No hay nada despreciable ni racista en el sentimiento de quienes dicen «estamos en casa». Sólo los que están en casa en todas partes pueden decir cosas despectivas de los que están arraigados en su tierra. «Estamos en casa» significa “nos negamos a convertirnos en una masa errante y esclavizada”. Y el Estado se lo debe a quienes expresan este sentimiento. La «protección» de la cultura, la lengua, las artes y las letras propias del país es inseparable de la protección del orden público. Podríamos retomar el concepto de inseguridad cultural de Laurent Bouvet.

 

 

Protección contra los azares de la vida

 

La protección contra los azares de la vida (enfermedad, invalidez, vejez) es también una obligación del Estado. La seguridad social y los fondos de pensiones son esenciales, entre otras cosas porque la sociedad moderna ha diluido todas las antiguas formas de solidaridad basadas en los lazos de sangre, los vínculos de clan o el deber religioso. El individualismo moderno, si bien tiene la ventaja de proclamar la libertad del individuo, tiene el inconveniente de aislarlo, de producir esa desolación que es la matriz de todos los delirios contemporáneos. El ideal filosófico de una comunidad de hombres libres, de una comunidad abierta más que de un comunitarismo encerrado en sí mismo, sigue siendo un ideal que podemos fijarnos, pero necesitamos instituciones protectoras para que ese ideal tenga posibilidades de hacerse realidad fuera de los círculos de afinidad.

#####

TUS TAREAS>
1. Según el texto de lectura, ¿en qué se basaban las antiguas formas de solidaridad que la sociedad moderna ha diluido?
2. Traduce al inglés esta oración del texto de lectura: «La protección contra los azares de la vida (enfermedad, invalidez, vejez) es también una obligación del Estado.»
3. Prolonga el texto sobre la protección que debe el Estado a partir de su última oración.

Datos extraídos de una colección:
#####

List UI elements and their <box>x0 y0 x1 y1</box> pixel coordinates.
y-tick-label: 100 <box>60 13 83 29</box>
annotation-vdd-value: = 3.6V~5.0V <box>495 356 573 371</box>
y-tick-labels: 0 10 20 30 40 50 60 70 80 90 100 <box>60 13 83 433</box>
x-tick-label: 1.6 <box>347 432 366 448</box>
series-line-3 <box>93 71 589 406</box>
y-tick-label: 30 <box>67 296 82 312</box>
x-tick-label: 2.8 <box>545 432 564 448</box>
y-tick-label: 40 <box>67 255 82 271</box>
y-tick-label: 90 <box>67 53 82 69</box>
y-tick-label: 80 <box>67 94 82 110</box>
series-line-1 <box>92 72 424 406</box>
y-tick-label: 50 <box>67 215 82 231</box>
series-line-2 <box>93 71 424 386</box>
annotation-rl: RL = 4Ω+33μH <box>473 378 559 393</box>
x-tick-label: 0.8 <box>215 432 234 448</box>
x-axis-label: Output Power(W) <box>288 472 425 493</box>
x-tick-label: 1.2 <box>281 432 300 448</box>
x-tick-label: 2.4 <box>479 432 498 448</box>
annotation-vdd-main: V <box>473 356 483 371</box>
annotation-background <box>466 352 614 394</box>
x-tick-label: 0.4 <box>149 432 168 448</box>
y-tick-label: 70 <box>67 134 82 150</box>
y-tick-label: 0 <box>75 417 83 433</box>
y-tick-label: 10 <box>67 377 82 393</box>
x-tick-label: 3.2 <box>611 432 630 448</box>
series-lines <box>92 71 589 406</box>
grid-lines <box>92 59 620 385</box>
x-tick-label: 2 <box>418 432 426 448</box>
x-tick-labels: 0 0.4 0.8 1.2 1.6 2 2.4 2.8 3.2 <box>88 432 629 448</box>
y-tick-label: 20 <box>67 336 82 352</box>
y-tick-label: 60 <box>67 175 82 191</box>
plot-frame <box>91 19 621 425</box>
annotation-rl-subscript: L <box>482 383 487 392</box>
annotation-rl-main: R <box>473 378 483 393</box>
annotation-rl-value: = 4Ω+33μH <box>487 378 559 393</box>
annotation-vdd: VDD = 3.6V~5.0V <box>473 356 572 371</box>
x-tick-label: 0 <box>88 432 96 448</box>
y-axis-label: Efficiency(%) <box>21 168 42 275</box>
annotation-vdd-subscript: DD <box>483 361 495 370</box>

#####

RESPUESTAS>
1. Se basaban en los lazos de sangre, los vínculos de clan o el deber religioso.

2. Protection against the hazards of life (illness, disability, old age) is also an obligation of the State.

3.
En resumen, la exigencia de protección es la contrapartida necesaria a la aceptación de la obediencia a la ley y el consentimiento a los impuestos. ¿Para qué pagar impuestos si también tengo que instalar puertas blindadas, alarmas antirrobo y asegurarme de que voy vestido adecuadamente cuando salgo para no provocar a los matones? Normalmente, una buena educación es también un componente esencial de la protección que todos buscamos. Una educación que proviene en primer lugar de los padres: ellos son los primeros educadores. Los niños tienen derecho a ser bien educados. Y el deber de obedecer a sus padres... deben aprender a respetar a los adultos y a los demás niños, a no considerar al maestro como un títere, etc.

 

Si aplicamos el principio paulino «el que no trabaja no come», la pereza no es un derecho. Pero todos aquellos a quienes la edad o la enfermedad no impiden trabajar deben poder ganarse honradamente la vida trabajando. Por lo tanto, el poder soberano tiene el deber de garantizar el derecho al trabajo, de permitir que todos trabajen y de aplicar el lema de la Internacional, « el ocioso encontrará alojamiento en otra parte». Dado que la ociosidad es la madre de todos los vicios, éste es un elemento importante de una política destinada a garantizar la seguridad de todos y la protección del orden público.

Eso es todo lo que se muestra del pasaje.